## DATASET EXTRACT
-- -- --

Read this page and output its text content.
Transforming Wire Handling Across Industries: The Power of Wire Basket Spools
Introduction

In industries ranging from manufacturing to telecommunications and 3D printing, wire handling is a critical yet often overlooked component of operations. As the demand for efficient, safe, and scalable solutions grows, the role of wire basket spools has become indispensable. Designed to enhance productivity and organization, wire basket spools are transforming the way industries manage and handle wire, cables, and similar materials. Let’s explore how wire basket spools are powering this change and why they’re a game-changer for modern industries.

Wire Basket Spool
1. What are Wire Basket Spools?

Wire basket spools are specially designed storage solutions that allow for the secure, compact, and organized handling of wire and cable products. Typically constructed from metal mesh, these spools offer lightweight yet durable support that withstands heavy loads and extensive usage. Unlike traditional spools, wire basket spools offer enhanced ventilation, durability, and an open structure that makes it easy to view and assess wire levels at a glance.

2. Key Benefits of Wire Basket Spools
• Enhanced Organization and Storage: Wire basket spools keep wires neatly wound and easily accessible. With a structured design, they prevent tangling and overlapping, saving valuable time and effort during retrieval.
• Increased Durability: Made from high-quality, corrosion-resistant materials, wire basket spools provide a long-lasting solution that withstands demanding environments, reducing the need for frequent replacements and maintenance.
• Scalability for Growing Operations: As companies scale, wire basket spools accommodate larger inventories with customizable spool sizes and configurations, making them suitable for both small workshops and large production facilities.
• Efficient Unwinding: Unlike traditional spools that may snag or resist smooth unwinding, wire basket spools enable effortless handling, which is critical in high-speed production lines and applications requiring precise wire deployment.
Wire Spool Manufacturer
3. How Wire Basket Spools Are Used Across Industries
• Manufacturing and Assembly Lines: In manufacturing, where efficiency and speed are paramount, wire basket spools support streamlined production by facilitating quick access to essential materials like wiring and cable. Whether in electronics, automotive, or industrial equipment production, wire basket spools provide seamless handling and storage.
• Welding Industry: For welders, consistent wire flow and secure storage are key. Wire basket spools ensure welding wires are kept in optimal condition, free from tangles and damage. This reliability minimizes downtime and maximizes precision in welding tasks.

-- -- --

## PROBLEM DETAILS
Repeat every line of the data, exactly and in full.

## ANSWER TO THIS PROBLEM
Read this page and output its text content.
Transforming Wire Handling Across Industries: The Power of Wire Basket Spools
Introduction

In industries ranging from manufacturing to telecommunications and 3D printing, wire handling is a critical yet often overlooked component of operations. As the demand for efficient, safe, and scalable solutions grows, the role of wire basket spools has become indispensable. Designed to enhance productivity and organization, wire basket spools are transforming the way industries manage and handle wire, cables, and similar materials. Let’s explore how wire basket spools are powering this change and why they’re a game-changer for modern industries.

Wire Basket Spool
1. What are Wire Basket Spools?

Wire basket spools are specially designed storage solutions that allow for the secure, compact, and organized handling of wire and cable products. Typically constructed from metal mesh, these spools offer lightweight yet durable support that withstands heavy loads and extensive usage. Unlike traditional spools, wire basket spools offer enhanced ventilation, durability, and an open structure that makes it easy to view and assess wire levels at a glance.

2. Key Benefits of Wire Basket Spools
• Enhanced Organization and Storage: Wire basket spools keep wires neatly wound and easily accessible. With a structured design, they prevent tangling and overlapping, saving valuable time and effort during retrieval.
• Increased Durability: Made from high-quality, corrosion-resistant materials, wire basket spools provide a long-lasting solution that withstands demanding environments, reducing the need for frequent replacements and maintenance.
• Scalability for Growing Operations: As companies scale, wire basket spools accommodate larger inventories with customizable spool sizes and configurations, making them suitable for both small workshops and large production facilities.
• Efficient Unwinding: Unlike traditional spools that may snag or resist smooth unwinding, wire basket spools enable effortless handling, which is critical in high-speed production lines and applications requiring precise wire deployment.
Wire Spool Manufacturer
3. How Wire Basket Spools Are Used Across Industries
• Manufacturing and Assembly Lines: In manufacturing, where efficiency and speed are paramount, wire basket spools support streamlined production by facilitating quick access to essential materials like wiring and cable. Whether in electronics, automotive, or industrial equipment production, wire basket spools provide seamless handling and storage.
• Welding Industry: For welders, consistent wire flow and secure storage are key. Wire basket spools ensure welding wires are kept in optimal condition, free from tangles and damage. This reliability minimizes downtime and maximizes precision in welding tasks.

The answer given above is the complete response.